To do ->
Write out all the entries word for word, but skip any images.

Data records
::::

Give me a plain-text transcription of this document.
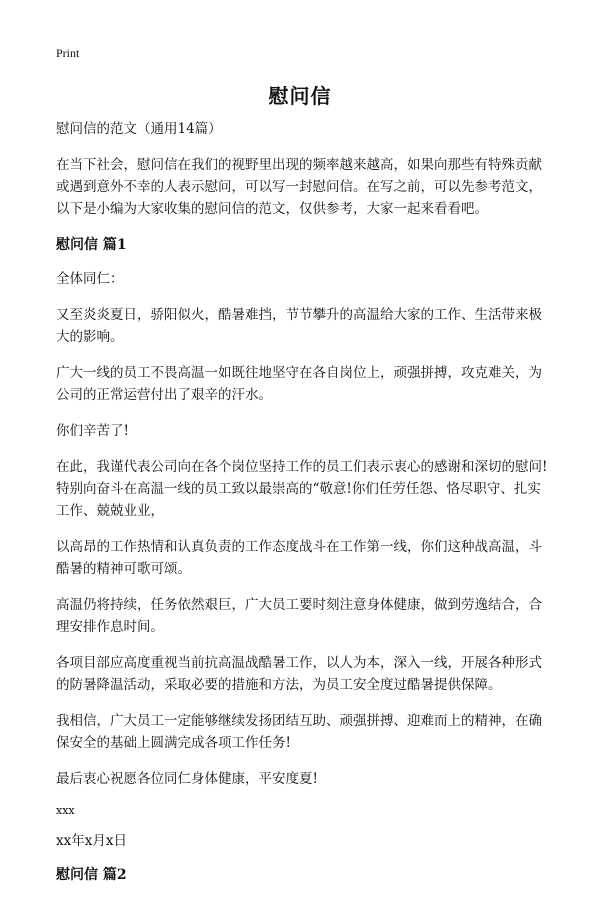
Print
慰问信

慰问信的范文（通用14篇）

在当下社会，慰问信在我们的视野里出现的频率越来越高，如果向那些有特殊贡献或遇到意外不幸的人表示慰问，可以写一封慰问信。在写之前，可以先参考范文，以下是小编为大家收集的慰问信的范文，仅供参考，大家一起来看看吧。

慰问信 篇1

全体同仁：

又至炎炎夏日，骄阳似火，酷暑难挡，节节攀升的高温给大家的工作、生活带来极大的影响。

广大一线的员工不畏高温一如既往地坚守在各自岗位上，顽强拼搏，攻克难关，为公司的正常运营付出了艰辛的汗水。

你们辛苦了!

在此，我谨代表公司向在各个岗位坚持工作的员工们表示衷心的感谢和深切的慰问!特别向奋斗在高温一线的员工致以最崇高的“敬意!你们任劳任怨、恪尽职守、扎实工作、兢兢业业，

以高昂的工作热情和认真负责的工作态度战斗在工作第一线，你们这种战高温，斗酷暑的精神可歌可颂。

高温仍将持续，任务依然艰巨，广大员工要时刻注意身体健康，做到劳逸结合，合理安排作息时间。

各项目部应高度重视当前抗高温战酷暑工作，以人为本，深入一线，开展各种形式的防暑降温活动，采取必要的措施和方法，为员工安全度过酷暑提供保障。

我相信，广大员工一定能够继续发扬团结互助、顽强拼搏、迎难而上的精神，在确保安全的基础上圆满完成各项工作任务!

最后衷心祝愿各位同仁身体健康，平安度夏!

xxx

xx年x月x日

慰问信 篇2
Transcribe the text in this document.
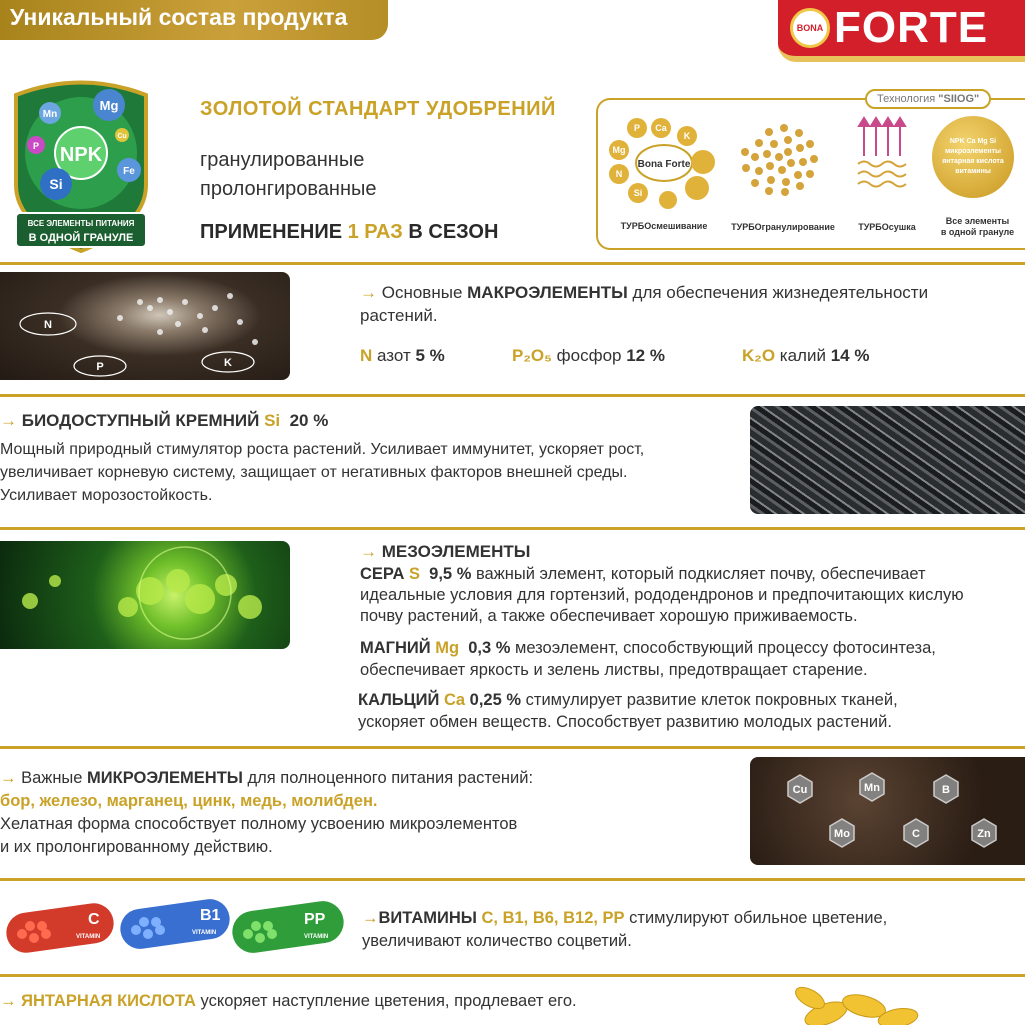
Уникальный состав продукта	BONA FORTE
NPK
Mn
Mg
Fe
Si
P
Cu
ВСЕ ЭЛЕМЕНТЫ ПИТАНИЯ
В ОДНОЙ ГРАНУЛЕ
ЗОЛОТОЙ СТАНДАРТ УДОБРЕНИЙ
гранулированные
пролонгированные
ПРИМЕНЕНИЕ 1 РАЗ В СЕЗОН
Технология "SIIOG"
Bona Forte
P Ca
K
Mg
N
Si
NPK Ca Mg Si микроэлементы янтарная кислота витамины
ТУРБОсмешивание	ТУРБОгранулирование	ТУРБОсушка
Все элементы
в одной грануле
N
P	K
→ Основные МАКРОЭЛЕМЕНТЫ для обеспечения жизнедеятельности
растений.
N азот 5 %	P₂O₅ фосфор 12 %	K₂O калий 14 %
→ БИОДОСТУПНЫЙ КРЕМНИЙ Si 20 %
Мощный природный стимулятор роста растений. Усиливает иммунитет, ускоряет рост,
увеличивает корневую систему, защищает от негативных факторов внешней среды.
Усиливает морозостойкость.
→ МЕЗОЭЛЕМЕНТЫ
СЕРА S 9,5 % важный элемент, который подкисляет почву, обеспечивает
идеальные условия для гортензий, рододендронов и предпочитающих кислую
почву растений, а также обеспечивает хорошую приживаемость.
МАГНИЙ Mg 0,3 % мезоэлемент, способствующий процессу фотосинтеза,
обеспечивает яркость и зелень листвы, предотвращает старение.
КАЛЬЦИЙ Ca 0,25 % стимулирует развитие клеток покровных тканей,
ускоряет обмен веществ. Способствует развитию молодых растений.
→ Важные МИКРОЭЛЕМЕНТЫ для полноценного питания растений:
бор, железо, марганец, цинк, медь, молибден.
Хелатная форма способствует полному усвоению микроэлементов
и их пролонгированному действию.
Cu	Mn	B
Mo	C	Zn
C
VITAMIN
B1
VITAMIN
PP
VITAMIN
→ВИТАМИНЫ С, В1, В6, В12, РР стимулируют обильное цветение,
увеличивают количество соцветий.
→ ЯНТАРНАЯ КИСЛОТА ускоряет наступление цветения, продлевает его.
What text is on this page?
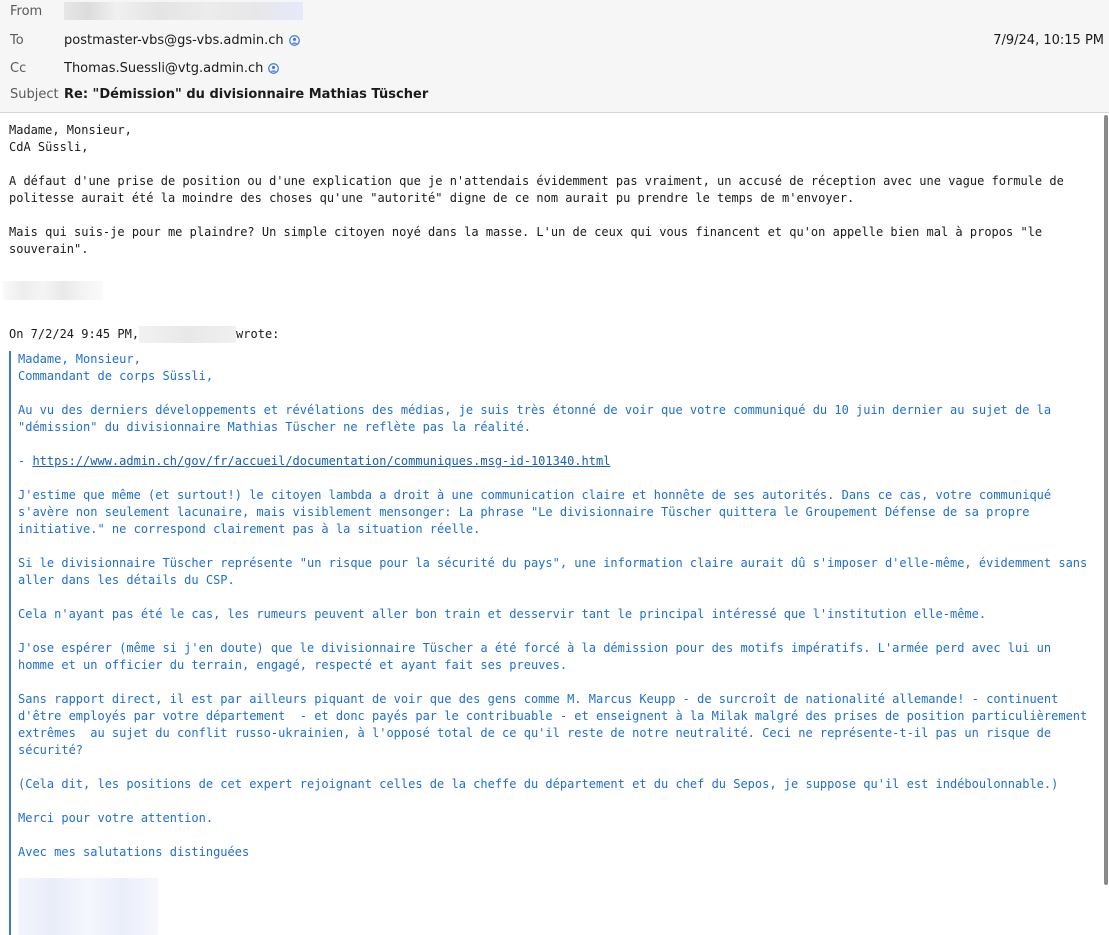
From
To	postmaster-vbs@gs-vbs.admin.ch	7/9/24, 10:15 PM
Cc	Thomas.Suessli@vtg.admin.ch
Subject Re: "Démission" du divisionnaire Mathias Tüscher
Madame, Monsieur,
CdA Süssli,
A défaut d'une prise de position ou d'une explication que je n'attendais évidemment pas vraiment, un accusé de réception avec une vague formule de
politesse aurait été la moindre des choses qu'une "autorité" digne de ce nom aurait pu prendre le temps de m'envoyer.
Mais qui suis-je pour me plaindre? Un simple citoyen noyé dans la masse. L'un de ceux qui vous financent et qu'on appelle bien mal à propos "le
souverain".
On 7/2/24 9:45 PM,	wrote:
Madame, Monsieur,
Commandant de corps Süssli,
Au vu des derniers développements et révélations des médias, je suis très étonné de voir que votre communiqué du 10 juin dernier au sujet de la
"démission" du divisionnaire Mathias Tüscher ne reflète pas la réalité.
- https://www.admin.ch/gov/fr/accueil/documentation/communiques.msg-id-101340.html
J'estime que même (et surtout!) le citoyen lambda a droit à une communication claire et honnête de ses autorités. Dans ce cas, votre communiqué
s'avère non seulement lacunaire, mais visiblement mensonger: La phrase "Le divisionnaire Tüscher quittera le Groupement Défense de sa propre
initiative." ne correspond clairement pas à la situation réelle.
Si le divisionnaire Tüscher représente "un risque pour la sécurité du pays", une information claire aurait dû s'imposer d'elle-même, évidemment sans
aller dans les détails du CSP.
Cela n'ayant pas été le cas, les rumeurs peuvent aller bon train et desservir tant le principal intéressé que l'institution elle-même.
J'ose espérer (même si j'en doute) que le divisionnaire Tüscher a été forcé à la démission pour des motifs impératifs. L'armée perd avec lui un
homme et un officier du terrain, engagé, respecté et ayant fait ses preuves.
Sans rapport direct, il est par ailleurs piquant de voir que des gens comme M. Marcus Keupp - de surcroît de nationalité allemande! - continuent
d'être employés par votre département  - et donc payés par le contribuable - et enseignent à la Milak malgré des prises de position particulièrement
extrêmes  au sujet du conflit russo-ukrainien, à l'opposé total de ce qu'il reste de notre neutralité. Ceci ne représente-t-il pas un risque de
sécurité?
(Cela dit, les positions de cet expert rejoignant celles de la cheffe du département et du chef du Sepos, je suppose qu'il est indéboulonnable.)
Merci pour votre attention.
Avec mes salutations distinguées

::::

Right answer ->
Give me a plain-text transcription of this document.
Print
慰问信

慰问信的范文（通用14篇）

在当下社会，慰问信在我们的视野里出现的频率越来越高，如果向那些有特殊贡献或遇到意外不幸的人表示慰问，可以写一封慰问信。在写之前，可以先参考范文，以下是小编为大家收集的慰问信的范文，仅供参考，大家一起来看看吧。

慰问信 篇1

全体同仁：

又至炎炎夏日，骄阳似火，酷暑难挡，节节攀升的高温给大家的工作、生活带来极大的影响。

广大一线的员工不畏高温一如既往地坚守在各自岗位上，顽强拼搏，攻克难关，为公司的正常运营付出了艰辛的汗水。

你们辛苦了!

在此，我谨代表公司向在各个岗位坚持工作的员工们表示衷心的感谢和深切的慰问!特别向奋斗在高温一线的员工致以最崇高的“敬意!你们任劳任怨、恪尽职守、扎实工作、兢兢业业，

以高昂的工作热情和认真负责的工作态度战斗在工作第一线，你们这种战高温，斗酷暑的精神可歌可颂。

高温仍将持续，任务依然艰巨，广大员工要时刻注意身体健康，做到劳逸结合，合理安排作息时间。

各项目部应高度重视当前抗高温战酷暑工作，以人为本，深入一线，开展各种形式的防暑降温活动，采取必要的措施和方法，为员工安全度过酷暑提供保障。

我相信，广大员工一定能够继续发扬团结互助、顽强拼搏、迎难而上的精神，在确保安全的基础上圆满完成各项工作任务!

最后衷心祝愿各位同仁身体健康，平安度夏!

xxx

xx年x月x日

慰问信 篇2
Transcribe the text in this document.
Уникальный состав продукта	BONA FORTE
NPK
Mn
Mg
Fe
Si
P
Cu
ВСЕ ЭЛЕМЕНТЫ ПИТАНИЯ
В ОДНОЙ ГРАНУЛЕ
ЗОЛОТОЙ СТАНДАРТ УДОБРЕНИЙ
гранулированные
пролонгированные
ПРИМЕНЕНИЕ 1 РАЗ В СЕЗОН
Технология "SIIOG"
Bona Forte
P Ca
K
Mg
N
Si
NPK Ca Mg Si микроэлементы янтарная кислота витамины
ТУРБОсмешивание	ТУРБОгранулирование	ТУРБОсушка
Все элементы
в одной грануле
N
P	K
→ Основные МАКРОЭЛЕМЕНТЫ для обеспечения жизнедеятельности
растений.
N азот 5 %	P₂O₅ фосфор 12 %	K₂O калий 14 %
→ БИОДОСТУПНЫЙ КРЕМНИЙ Si 20 %
Мощный природный стимулятор роста растений. Усиливает иммунитет, ускоряет рост,
увеличивает корневую систему, защищает от негативных факторов внешней среды.
Усиливает морозостойкость.
→ МЕЗОЭЛЕМЕНТЫ
СЕРА S 9,5 % важный элемент, который подкисляет почву, обеспечивает
идеальные условия для гортензий, рододендронов и предпочитающих кислую
почву растений, а также обеспечивает хорошую приживаемость.
МАГНИЙ Mg 0,3 % мезоэлемент, способствующий процессу фотосинтеза,
обеспечивает яркость и зелень листвы, предотвращает старение.
КАЛЬЦИЙ Ca 0,25 % стимулирует развитие клеток покровных тканей,
ускоряет обмен веществ. Способствует развитию молодых растений.
→ Важные МИКРОЭЛЕМЕНТЫ для полноценного питания растений:
бор, железо, марганец, цинк, медь, молибден.
Хелатная форма способствует полному усвоению микроэлементов
и их пролонгированному действию.
Cu	Mn	B
Mo	C	Zn
C
VITAMIN
B1
VITAMIN
PP
VITAMIN
→ВИТАМИНЫ С, В1, В6, В12, РР стимулируют обильное цветение,
увеличивают количество соцветий.
→ ЯНТАРНАЯ КИСЛОТА ускоряет наступление цветения, продлевает его.
What text is on this page?
From
To	postmaster-vbs@gs-vbs.admin.ch	7/9/24, 10:15 PM
Cc	Thomas.Suessli@vtg.admin.ch
Subject Re: "Démission" du divisionnaire Mathias Tüscher
Madame, Monsieur,
CdA Süssli,
A défaut d'une prise de position ou d'une explication que je n'attendais évidemment pas vraiment, un accusé de réception avec une vague formule de
politesse aurait été la moindre des choses qu'une "autorité" digne de ce nom aurait pu prendre le temps de m'envoyer.
Mais qui suis-je pour me plaindre? Un simple citoyen noyé dans la masse. L'un de ceux qui vous financent et qu'on appelle bien mal à propos "le
souverain".
On 7/2/24 9:45 PM,	wrote:
Madame, Monsieur,
Commandant de corps Süssli,
Au vu des derniers développements et révélations des médias, je suis très étonné de voir que votre communiqué du 10 juin dernier au sujet de la
"démission" du divisionnaire Mathias Tüscher ne reflète pas la réalité.
- https://www.admin.ch/gov/fr/accueil/documentation/communiques.msg-id-101340.html
J'estime que même (et surtout!) le citoyen lambda a droit à une communication claire et honnête de ses autorités. Dans ce cas, votre communiqué
s'avère non seulement lacunaire, mais visiblement mensonger: La phrase "Le divisionnaire Tüscher quittera le Groupement Défense de sa propre
initiative." ne correspond clairement pas à la situation réelle.
Si le divisionnaire Tüscher représente "un risque pour la sécurité du pays", une information claire aurait dû s'imposer d'elle-même, évidemment sans
aller dans les détails du CSP.
Cela n'ayant pas été le cas, les rumeurs peuvent aller bon train et desservir tant le principal intéressé que l'institution elle-même.
J'ose espérer (même si j'en doute) que le divisionnaire Tüscher a été forcé à la démission pour des motifs impératifs. L'armée perd avec lui un
homme et un officier du terrain, engagé, respecté et ayant fait ses preuves.
Sans rapport direct, il est par ailleurs piquant de voir que des gens comme M. Marcus Keupp - de surcroît de nationalité allemande! - continuent
d'être employés par votre département  - et donc payés par le contribuable - et enseignent à la Milak malgré des prises de position particulièrement
extrêmes  au sujet du conflit russo-ukrainien, à l'opposé total de ce qu'il reste de notre neutralité. Ceci ne représente-t-il pas un risque de
sécurité?
(Cela dit, les positions de cet expert rejoignant celles de la cheffe du département et du chef du Sepos, je suppose qu'il est indéboulonnable.)
Merci pour votre attention.
Avec mes salutations distinguées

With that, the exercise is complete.